_Task description:_ Reproduce all of the material below line for line and character for character, leaving out the pictures.

_Given records:_
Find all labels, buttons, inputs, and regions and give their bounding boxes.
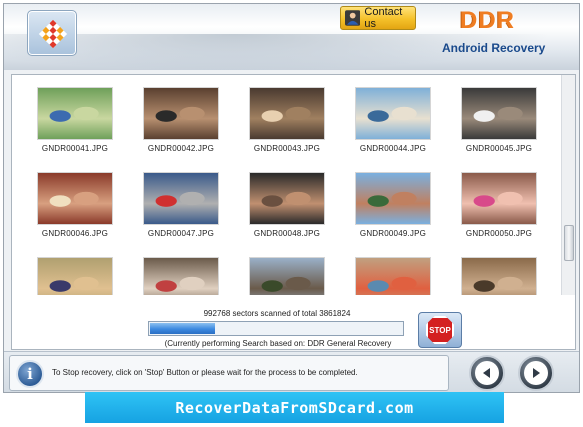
file-thumbnail[interactable]: GNDR00049.JPG xyxy=(339,160,439,244)
file-name-label: GNDR00044.JPG xyxy=(359,144,427,153)
stop-sign-icon: STOP xyxy=(426,316,454,344)
info-icon: i xyxy=(16,360,44,388)
scrollbar-thumb[interactable] xyxy=(564,225,574,261)
file-thumbnail[interactable]: GNDR00045.JPG xyxy=(445,75,545,159)
contact-us-label: Contact us xyxy=(364,6,403,30)
file-name-label: GNDR00048.JPG xyxy=(253,229,321,238)
next-arrow-icon xyxy=(524,361,548,385)
file-name-label: GNDR00041.JPG xyxy=(41,144,109,153)
sectors-scanned-text: 992768 sectors scanned of total 3861824 xyxy=(203,309,351,318)
photo-preview xyxy=(461,172,537,225)
file-thumbnail[interactable]: GNDR00042.JPG xyxy=(127,75,227,159)
file-name-label: GNDR00043.JPG xyxy=(253,144,321,153)
vertical-scrollbar[interactable] xyxy=(561,75,575,295)
thumbnail-grid: GNDR00041.JPG GNDR00042.JPG GNDR00043.JPG G… xyxy=(12,75,560,310)
scan-progress-fill xyxy=(150,323,215,334)
search-status-text: (Currently performing Search based on: D… xyxy=(164,339,392,349)
file-name-label: GNDR00046.JPG xyxy=(41,229,109,238)
photo-preview xyxy=(37,87,113,140)
photo-preview xyxy=(143,172,219,225)
recovered-files-panel: GNDR00041.JPG GNDR00042.JPG GNDR00043.JPG G… xyxy=(11,74,576,350)
person-icon xyxy=(345,10,361,26)
file-name-label: GNDR00047.JPG xyxy=(147,229,215,238)
photo-preview xyxy=(355,87,431,140)
stop-label: STOP xyxy=(429,325,451,335)
scan-progress-bar xyxy=(148,321,404,336)
back-button[interactable] xyxy=(469,355,505,391)
file-name-label: GNDR00042.JPG xyxy=(147,144,215,153)
info-bar: i To Stop recovery, click on 'Stop' Butt… xyxy=(9,355,449,391)
photo-preview xyxy=(37,172,113,225)
file-thumbnail[interactable]: GNDR00043.JPG xyxy=(233,75,333,159)
checker-logo-icon xyxy=(38,19,68,49)
photo-preview xyxy=(249,87,325,140)
footer: i To Stop recovery, click on 'Stop' Butt… xyxy=(4,351,579,392)
file-name-label: GNDR00049.JPG xyxy=(359,229,427,238)
photo-preview xyxy=(461,87,537,140)
website-url: RecoverDataFromSDcard.com xyxy=(175,398,414,417)
app-window: Contact us DDR Android Recovery GNDR0004… xyxy=(3,3,580,393)
file-thumbnail[interactable]: GNDR00050.JPG xyxy=(445,160,545,244)
file-name-label: GNDR00045.JPG xyxy=(465,144,533,153)
contact-us-button[interactable]: Contact us xyxy=(340,6,416,30)
progress-area: 992768 sectors scanned of total 3861824 … xyxy=(12,295,575,349)
app-logo xyxy=(27,10,77,56)
file-name-label: GNDR00050.JPG xyxy=(465,229,533,238)
back-arrow-icon xyxy=(475,361,499,385)
file-thumbnail[interactable]: GNDR00047.JPG xyxy=(127,160,227,244)
file-thumbnail[interactable]: GNDR00041.JPG xyxy=(21,75,121,159)
file-thumbnail[interactable]: GNDR00044.JPG xyxy=(339,75,439,159)
photo-preview xyxy=(143,87,219,140)
header: Contact us DDR Android Recovery xyxy=(4,4,579,70)
website-banner: RecoverDataFromSDcard.com xyxy=(85,392,504,423)
next-button[interactable] xyxy=(518,355,554,391)
file-thumbnail[interactable]: GNDR00048.JPG xyxy=(233,160,333,244)
stop-button[interactable]: STOP xyxy=(418,312,462,348)
info-message: To Stop recovery, click on 'Stop' Button… xyxy=(52,368,358,377)
photo-preview xyxy=(355,172,431,225)
photo-preview xyxy=(249,172,325,225)
file-thumbnail[interactable]: GNDR00046.JPG xyxy=(21,160,121,244)
product-name: Android Recovery xyxy=(442,41,546,55)
brand-name: DDR xyxy=(460,7,515,34)
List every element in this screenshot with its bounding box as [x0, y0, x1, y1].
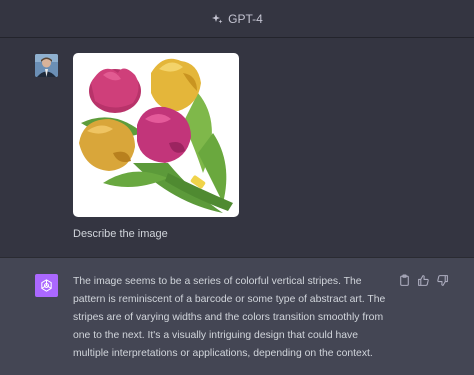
model-label: GPT-4 — [228, 11, 263, 26]
message-actions — [398, 274, 449, 287]
thumbs-up-icon[interactable] — [417, 274, 430, 287]
uploaded-image[interactable] — [73, 53, 239, 217]
model-header: GPT-4 — [0, 0, 474, 38]
user-message-text: Describe the image — [73, 228, 168, 240]
user-avatar — [35, 54, 58, 77]
thumbs-down-icon[interactable] — [436, 274, 449, 287]
assistant-message-text: The image seems to be a series of colorf… — [73, 276, 386, 359]
clipboard-icon[interactable] — [398, 274, 411, 287]
assistant-message: The image seems to be a series of colorf… — [0, 258, 474, 375]
openai-logo-icon — [35, 274, 58, 297]
user-message: Describe the image — [0, 39, 474, 257]
sparkle-icon — [212, 13, 223, 23]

_Task output:_
Find all labels, buttons, inputs, and regions and give their bounding boxes.
file-thumbnail[interactable]: GNDR00049.JPG xyxy=(339,160,439,244)
file-name-label: GNDR00044.JPG xyxy=(359,144,427,153)
stop-sign-icon: STOP xyxy=(426,316,454,344)
info-icon: i xyxy=(16,360,44,388)
scrollbar-thumb[interactable] xyxy=(564,225,574,261)
file-thumbnail[interactable]: GNDR00045.JPG xyxy=(445,75,545,159)
contact-us-label: Contact us xyxy=(364,6,403,30)
file-name-label: GNDR00048.JPG xyxy=(253,229,321,238)
next-arrow-icon xyxy=(524,361,548,385)
file-name-label: GNDR00041.JPG xyxy=(41,144,109,153)
sectors-scanned-text: 992768 sectors scanned of total 3861824 xyxy=(203,309,351,318)
photo-preview xyxy=(461,172,537,225)
file-thumbnail[interactable]: GNDR00042.JPG xyxy=(127,75,227,159)
file-name-label: GNDR00043.JPG xyxy=(253,144,321,153)
vertical-scrollbar[interactable] xyxy=(561,75,575,295)
thumbnail-grid: GNDR00041.JPG GNDR00042.JPG GNDR00043.JPG G… xyxy=(12,75,560,310)
scan-progress-fill xyxy=(150,323,215,334)
search-status-text: (Currently performing Search based on: D… xyxy=(164,339,392,349)
file-name-label: GNDR00046.JPG xyxy=(41,229,109,238)
photo-preview xyxy=(37,87,113,140)
photo-preview xyxy=(143,172,219,225)
recovered-files-panel: GNDR00041.JPG GNDR00042.JPG GNDR00043.JPG G… xyxy=(11,74,576,350)
person-icon xyxy=(345,10,361,26)
file-name-label: GNDR00047.JPG xyxy=(147,229,215,238)
photo-preview xyxy=(355,87,431,140)
stop-label: STOP xyxy=(429,325,451,335)
scan-progress-bar xyxy=(148,321,404,336)
back-button[interactable] xyxy=(469,355,505,391)
file-name-label: GNDR00042.JPG xyxy=(147,144,215,153)
info-bar: i To Stop recovery, click on 'Stop' Butt… xyxy=(9,355,449,391)
photo-preview xyxy=(37,172,113,225)
file-thumbnail[interactable]: GNDR00043.JPG xyxy=(233,75,333,159)
checker-logo-icon xyxy=(38,19,68,49)
photo-preview xyxy=(249,87,325,140)
footer: i To Stop recovery, click on 'Stop' Butt… xyxy=(4,351,579,392)
file-name-label: GNDR00049.JPG xyxy=(359,229,427,238)
photo-preview xyxy=(461,87,537,140)
website-url: RecoverDataFromSDcard.com xyxy=(175,398,414,417)
app-window: Contact us DDR Android Recovery GNDR0004… xyxy=(3,3,580,393)
file-thumbnail[interactable]: GNDR00050.JPG xyxy=(445,160,545,244)
file-name-label: GNDR00045.JPG xyxy=(465,144,533,153)
contact-us-button[interactable]: Contact us xyxy=(340,6,416,30)
progress-area: 992768 sectors scanned of total 3861824 … xyxy=(12,295,575,349)
app-logo xyxy=(27,10,77,56)
file-name-label: GNDR00050.JPG xyxy=(465,229,533,238)
back-arrow-icon xyxy=(475,361,499,385)
file-thumbnail[interactable]: GNDR00047.JPG xyxy=(127,160,227,244)
file-thumbnail[interactable]: GNDR00041.JPG xyxy=(21,75,121,159)
file-thumbnail[interactable]: GNDR00044.JPG xyxy=(339,75,439,159)
photo-preview xyxy=(143,87,219,140)
header: Contact us DDR Android Recovery xyxy=(4,4,579,70)
website-banner: RecoverDataFromSDcard.com xyxy=(85,392,504,423)
next-button[interactable] xyxy=(518,355,554,391)
file-thumbnail[interactable]: GNDR00048.JPG xyxy=(233,160,333,244)
stop-button[interactable]: STOP xyxy=(418,312,462,348)
info-message: To Stop recovery, click on 'Stop' Button… xyxy=(52,368,358,377)
photo-preview xyxy=(355,172,431,225)
photo-preview xyxy=(249,172,325,225)
file-thumbnail[interactable]: GNDR00046.JPG xyxy=(21,160,121,244)
product-name: Android Recovery xyxy=(442,41,546,55)
brand-name: DDR xyxy=(460,7,515,34)
List every element in this screenshot with its bounding box as [x0, y0, x1, y1].
model-label: GPT-4 — [228, 11, 263, 26]
message-actions — [398, 274, 449, 287]
thumbs-up-icon[interactable] — [417, 274, 430, 287]
uploaded-image[interactable] — [73, 53, 239, 217]
model-header: GPT-4 — [0, 0, 474, 38]
user-message-text: Describe the image — [73, 228, 168, 240]
user-avatar — [35, 54, 58, 77]
thumbs-down-icon[interactable] — [436, 274, 449, 287]
assistant-message-text: The image seems to be a series of colorf… — [73, 276, 386, 359]
clipboard-icon[interactable] — [398, 274, 411, 287]
assistant-message: The image seems to be a series of colorf… — [0, 258, 474, 375]
openai-logo-icon — [35, 274, 58, 297]
user-message: Describe the image — [0, 39, 474, 257]
sparkle-icon — [212, 13, 223, 23]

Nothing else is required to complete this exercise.